WHAT TO PRODUCE> Please give the entries again in full and exactly, without any picture.

EXERCISE INPUTS>
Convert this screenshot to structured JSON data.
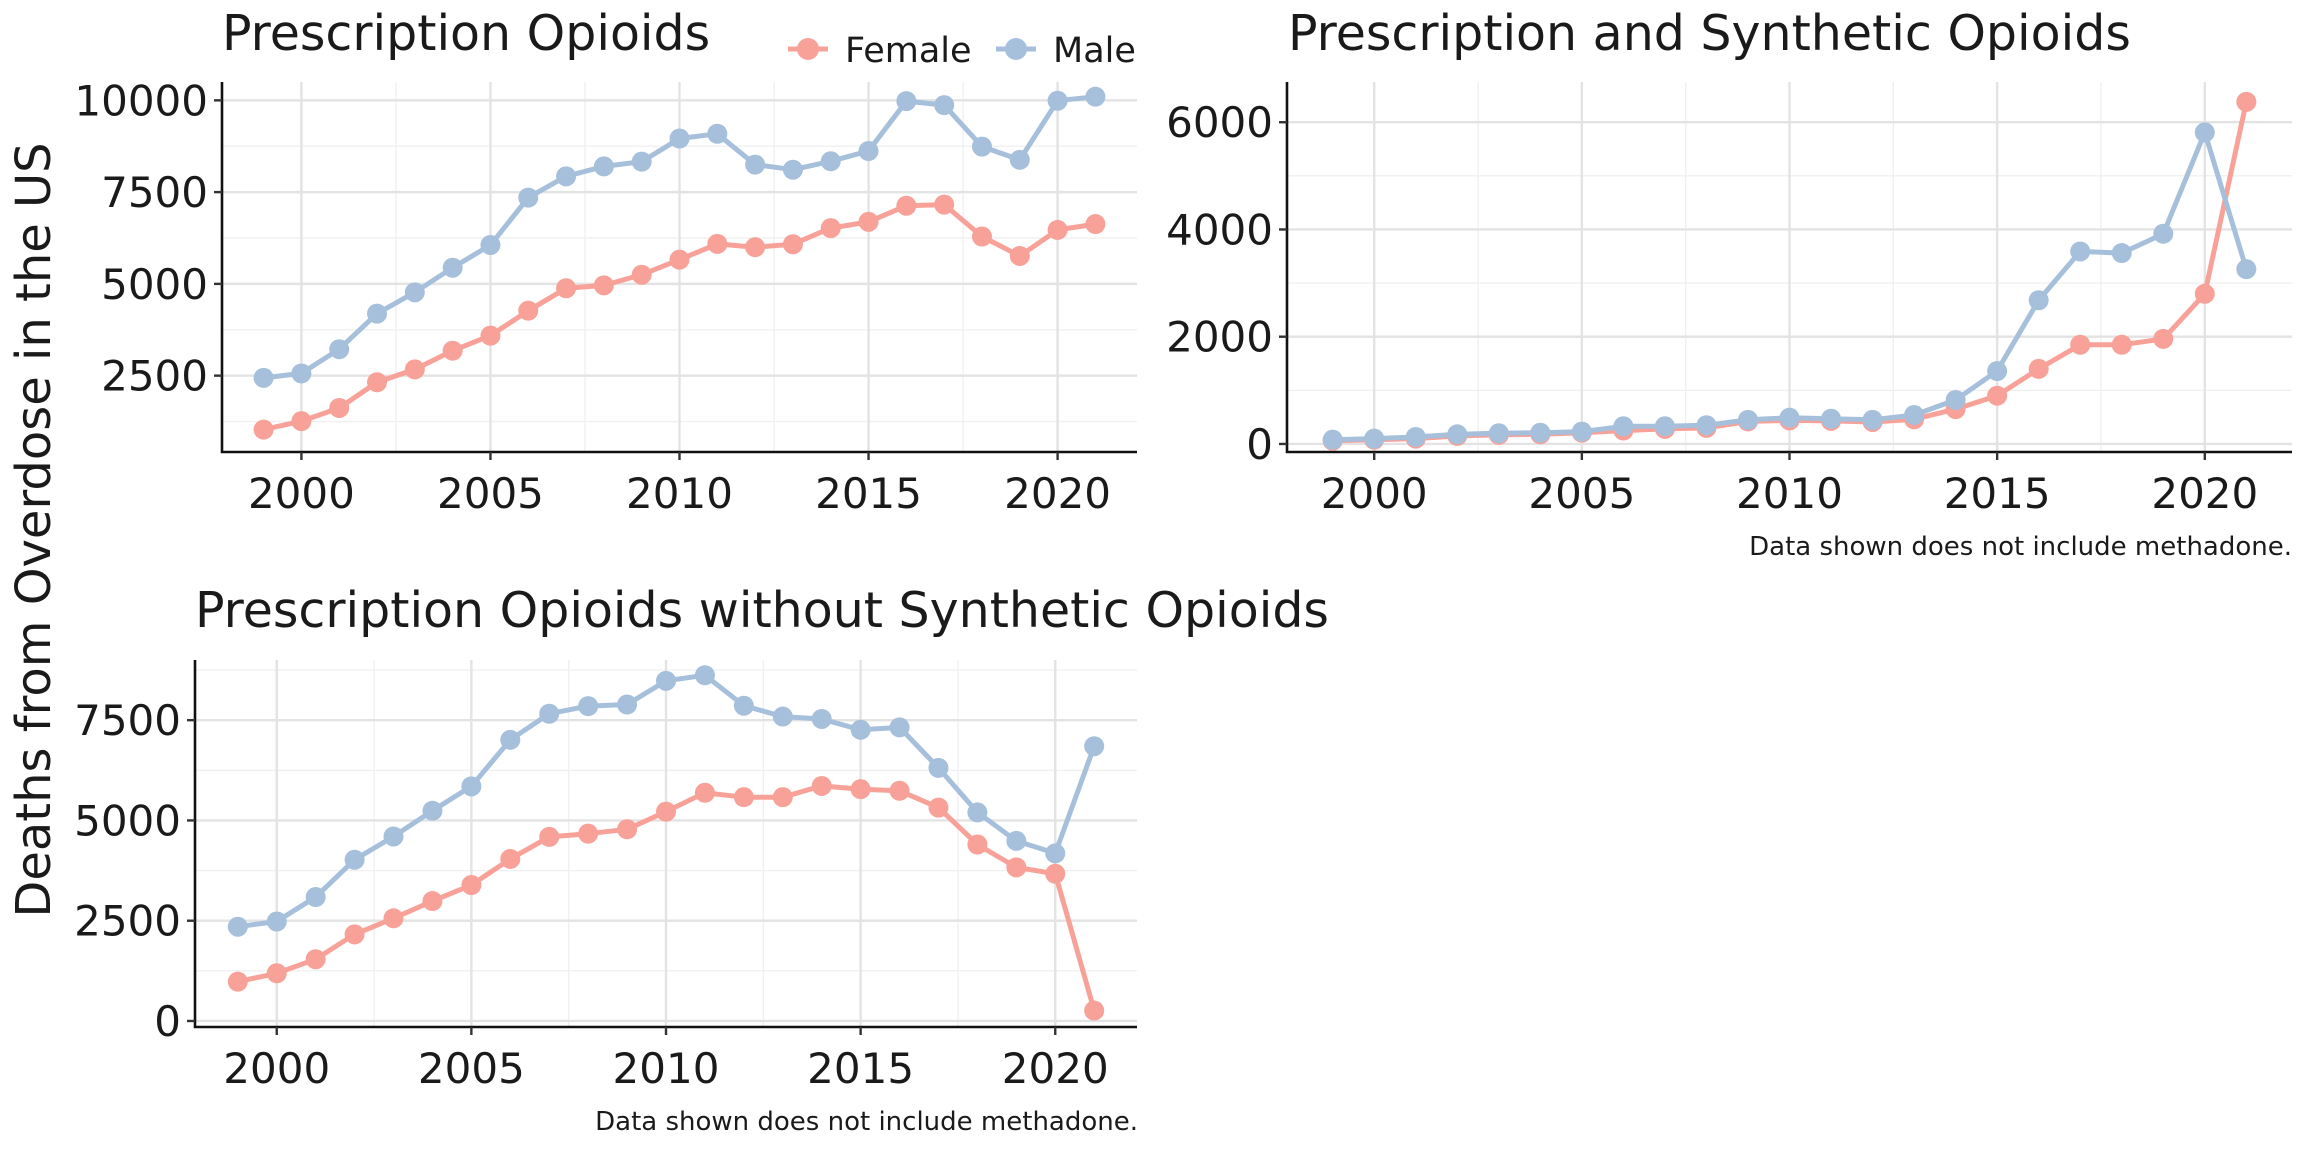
{
  "y_axis_label": "Deaths from Overdose in the US",
  "legend": {
    "items": [
      {
        "label": "Female",
        "color": "#F8A199"
      },
      {
        "label": "Male",
        "color": "#A6C0DC"
      }
    ]
  },
  "colors": {
    "female": "#F8A199",
    "male": "#A6C0DC"
  },
  "chart_data": [
    {
      "type": "line",
      "title": "Prescription Opioids",
      "caption": "",
      "xlabel": "",
      "ylabel": "Deaths from Overdose in the US",
      "x": [
        1999,
        2000,
        2001,
        2002,
        2003,
        2004,
        2005,
        2006,
        2007,
        2008,
        2009,
        2010,
        2011,
        2012,
        2013,
        2014,
        2015,
        2016,
        2017,
        2018,
        2019,
        2020,
        2021
      ],
      "xlim": [
        1997.9,
        2022.1
      ],
      "ylim": [
        420,
        10500
      ],
      "xticks": [
        2000,
        2005,
        2010,
        2015,
        2020
      ],
      "yticks": [
        2500,
        5000,
        7500,
        10000
      ],
      "grid": true,
      "series": [
        {
          "name": "Female",
          "values": [
            1030,
            1260,
            1620,
            2320,
            2670,
            3180,
            3590,
            4270,
            4880,
            4960,
            5250,
            5660,
            6090,
            6000,
            6080,
            6520,
            6690,
            7130,
            7160,
            6290,
            5760,
            6470,
            6630
          ]
        },
        {
          "name": "Male",
          "values": [
            2440,
            2560,
            3220,
            4190,
            4770,
            5440,
            6060,
            7350,
            7930,
            8200,
            8330,
            8960,
            9090,
            8250,
            8110,
            8340,
            8620,
            9980,
            9870,
            8740,
            8380,
            9990,
            10100
          ]
        }
      ]
    },
    {
      "type": "line",
      "title": "Prescription and Synthetic Opioids",
      "caption": "Data shown does not include methadone.",
      "xlabel": "",
      "ylabel": "",
      "x": [
        1999,
        2000,
        2001,
        2002,
        2003,
        2004,
        2005,
        2006,
        2007,
        2008,
        2009,
        2010,
        2011,
        2012,
        2013,
        2014,
        2015,
        2016,
        2017,
        2018,
        2019,
        2020,
        2021
      ],
      "xlim": [
        1997.9,
        2022.1
      ],
      "ylim": [
        -150,
        6750
      ],
      "xticks": [
        2000,
        2005,
        2010,
        2015,
        2020
      ],
      "yticks": [
        0,
        2000,
        4000,
        6000
      ],
      "grid": true,
      "series": [
        {
          "name": "Female",
          "values": [
            60,
            80,
            100,
            150,
            170,
            180,
            210,
            250,
            280,
            300,
            420,
            440,
            430,
            410,
            460,
            650,
            900,
            1400,
            1850,
            1850,
            1960,
            2800,
            6380
          ]
        },
        {
          "name": "Male",
          "values": [
            80,
            100,
            130,
            180,
            200,
            210,
            230,
            330,
            330,
            350,
            450,
            490,
            470,
            450,
            540,
            820,
            1360,
            2680,
            3590,
            3560,
            3920,
            5810,
            3260
          ]
        }
      ]
    },
    {
      "type": "line",
      "title": "Prescription Opioids without Synthetic Opioids",
      "caption": "Data shown does not include methadone.",
      "xlabel": "",
      "ylabel": "",
      "x": [
        1999,
        2000,
        2001,
        2002,
        2003,
        2004,
        2005,
        2006,
        2007,
        2008,
        2009,
        2010,
        2011,
        2012,
        2013,
        2014,
        2015,
        2016,
        2017,
        2018,
        2019,
        2020,
        2021
      ],
      "xlim": [
        1997.9,
        2022.1
      ],
      "ylim": [
        -150,
        9000
      ],
      "xticks": [
        2000,
        2005,
        2010,
        2015,
        2020
      ],
      "yticks": [
        0,
        2500,
        5000,
        7500
      ],
      "grid": true,
      "series": [
        {
          "name": "Female",
          "values": [
            980,
            1190,
            1540,
            2160,
            2560,
            2990,
            3390,
            4040,
            4590,
            4670,
            4780,
            5220,
            5690,
            5580,
            5580,
            5860,
            5780,
            5740,
            5320,
            4400,
            3830,
            3670,
            260
          ]
        },
        {
          "name": "Male",
          "values": [
            2350,
            2480,
            3090,
            4020,
            4600,
            5240,
            5850,
            7010,
            7660,
            7850,
            7890,
            8480,
            8620,
            7860,
            7590,
            7530,
            7260,
            7320,
            6310,
            5200,
            4490,
            4180,
            6850
          ]
        }
      ]
    }
  ]
}
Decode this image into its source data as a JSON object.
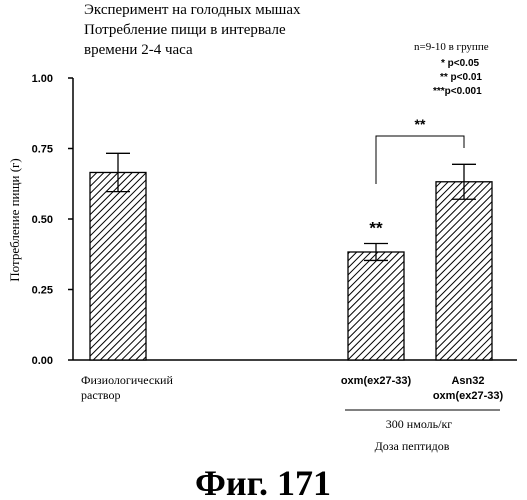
{
  "chart_data": {
    "type": "bar",
    "title_lines": [
      "Эксперимент на голодных мышах",
      "Потребление пищи в интервале",
      "времени 2-4 часа"
    ],
    "ylabel": "Потребление пищи (г)",
    "ylim": [
      0,
      1.0
    ],
    "yticks": [
      "0.00",
      "0.25",
      "0.50",
      "0.75",
      "1.00"
    ],
    "categories": [
      [
        "Физиологический",
        "раствор"
      ],
      [
        "oxm(ex27-33)"
      ],
      [
        "Asn32",
        "oxm(ex27-33)"
      ]
    ],
    "values": [
      0.665,
      0.383,
      0.632
    ],
    "errors": [
      0.068,
      0.03,
      0.062
    ],
    "significance_labels": [
      "",
      "**",
      ""
    ],
    "bracket": {
      "from": 1,
      "to": 2,
      "label": "**"
    },
    "group_label": "300 нмоль/кг",
    "xlabel": "Доза пептидов",
    "legend": {
      "n_text": "n=9-10 в группе",
      "items": [
        "*  p<0.05",
        "** p<0.01",
        "***p<0.001"
      ]
    },
    "bar_pattern": "diagonal-hatch"
  },
  "figure_caption": "Фиг. 171"
}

RESULT OF THIS TASK>
Convert this screenshot to structured JSON data.
{
  "y_axis_label": "Deaths from Overdose in the US",
  "legend": {
    "items": [
      {
        "label": "Female",
        "color": "#F8A199"
      },
      {
        "label": "Male",
        "color": "#A6C0DC"
      }
    ]
  },
  "colors": {
    "female": "#F8A199",
    "male": "#A6C0DC"
  },
  "chart_data": [
    {
      "type": "line",
      "title": "Prescription Opioids",
      "caption": "",
      "xlabel": "",
      "ylabel": "Deaths from Overdose in the US",
      "x": [
        1999,
        2000,
        2001,
        2002,
        2003,
        2004,
        2005,
        2006,
        2007,
        2008,
        2009,
        2010,
        2011,
        2012,
        2013,
        2014,
        2015,
        2016,
        2017,
        2018,
        2019,
        2020,
        2021
      ],
      "xlim": [
        1997.9,
        2022.1
      ],
      "ylim": [
        420,
        10500
      ],
      "xticks": [
        2000,
        2005,
        2010,
        2015,
        2020
      ],
      "yticks": [
        2500,
        5000,
        7500,
        10000
      ],
      "grid": true,
      "series": [
        {
          "name": "Female",
          "values": [
            1030,
            1260,
            1620,
            2320,
            2670,
            3180,
            3590,
            4270,
            4880,
            4960,
            5250,
            5660,
            6090,
            6000,
            6080,
            6520,
            6690,
            7130,
            7160,
            6290,
            5760,
            6470,
            6630
          ]
        },
        {
          "name": "Male",
          "values": [
            2440,
            2560,
            3220,
            4190,
            4770,
            5440,
            6060,
            7350,
            7930,
            8200,
            8330,
            8960,
            9090,
            8250,
            8110,
            8340,
            8620,
            9980,
            9870,
            8740,
            8380,
            9990,
            10100
          ]
        }
      ]
    },
    {
      "type": "line",
      "title": "Prescription and Synthetic Opioids",
      "caption": "Data shown does not include methadone.",
      "xlabel": "",
      "ylabel": "",
      "x": [
        1999,
        2000,
        2001,
        2002,
        2003,
        2004,
        2005,
        2006,
        2007,
        2008,
        2009,
        2010,
        2011,
        2012,
        2013,
        2014,
        2015,
        2016,
        2017,
        2018,
        2019,
        2020,
        2021
      ],
      "xlim": [
        1997.9,
        2022.1
      ],
      "ylim": [
        -150,
        6750
      ],
      "xticks": [
        2000,
        2005,
        2010,
        2015,
        2020
      ],
      "yticks": [
        0,
        2000,
        4000,
        6000
      ],
      "grid": true,
      "series": [
        {
          "name": "Female",
          "values": [
            60,
            80,
            100,
            150,
            170,
            180,
            210,
            250,
            280,
            300,
            420,
            440,
            430,
            410,
            460,
            650,
            900,
            1400,
            1850,
            1850,
            1960,
            2800,
            6380
          ]
        },
        {
          "name": "Male",
          "values": [
            80,
            100,
            130,
            180,
            200,
            210,
            230,
            330,
            330,
            350,
            450,
            490,
            470,
            450,
            540,
            820,
            1360,
            2680,
            3590,
            3560,
            3920,
            5810,
            3260
          ]
        }
      ]
    },
    {
      "type": "line",
      "title": "Prescription Opioids without Synthetic Opioids",
      "caption": "Data shown does not include methadone.",
      "xlabel": "",
      "ylabel": "",
      "x": [
        1999,
        2000,
        2001,
        2002,
        2003,
        2004,
        2005,
        2006,
        2007,
        2008,
        2009,
        2010,
        2011,
        2012,
        2013,
        2014,
        2015,
        2016,
        2017,
        2018,
        2019,
        2020,
        2021
      ],
      "xlim": [
        1997.9,
        2022.1
      ],
      "ylim": [
        -150,
        9000
      ],
      "xticks": [
        2000,
        2005,
        2010,
        2015,
        2020
      ],
      "yticks": [
        0,
        2500,
        5000,
        7500
      ],
      "grid": true,
      "series": [
        {
          "name": "Female",
          "values": [
            980,
            1190,
            1540,
            2160,
            2560,
            2990,
            3390,
            4040,
            4590,
            4670,
            4780,
            5220,
            5690,
            5580,
            5580,
            5860,
            5780,
            5740,
            5320,
            4400,
            3830,
            3670,
            260
          ]
        },
        {
          "name": "Male",
          "values": [
            2350,
            2480,
            3090,
            4020,
            4600,
            5240,
            5850,
            7010,
            7660,
            7850,
            7890,
            8480,
            8620,
            7860,
            7590,
            7530,
            7260,
            7320,
            6310,
            5200,
            4490,
            4180,
            6850
          ]
        }
      ]
    }
  ]
}
Decode this image into its source data as a JSON object.
{
  "chart_data": {
    "type": "bar",
    "title_lines": [
      "Эксперимент на голодных мышах",
      "Потребление пищи в интервале",
      "времени 2-4 часа"
    ],
    "ylabel": "Потребление пищи (г)",
    "ylim": [
      0,
      1.0
    ],
    "yticks": [
      "0.00",
      "0.25",
      "0.50",
      "0.75",
      "1.00"
    ],
    "categories": [
      [
        "Физиологический",
        "раствор"
      ],
      [
        "oxm(ex27-33)"
      ],
      [
        "Asn32",
        "oxm(ex27-33)"
      ]
    ],
    "values": [
      0.665,
      0.383,
      0.632
    ],
    "errors": [
      0.068,
      0.03,
      0.062
    ],
    "significance_labels": [
      "",
      "**",
      ""
    ],
    "bracket": {
      "from": 1,
      "to": 2,
      "label": "**"
    },
    "group_label": "300 нмоль/кг",
    "xlabel": "Доза пептидов",
    "legend": {
      "n_text": "n=9-10 в группе",
      "items": [
        "*  p<0.05",
        "** p<0.01",
        "***p<0.001"
      ]
    },
    "bar_pattern": "diagonal-hatch"
  },
  "figure_caption": "Фиг. 171"
}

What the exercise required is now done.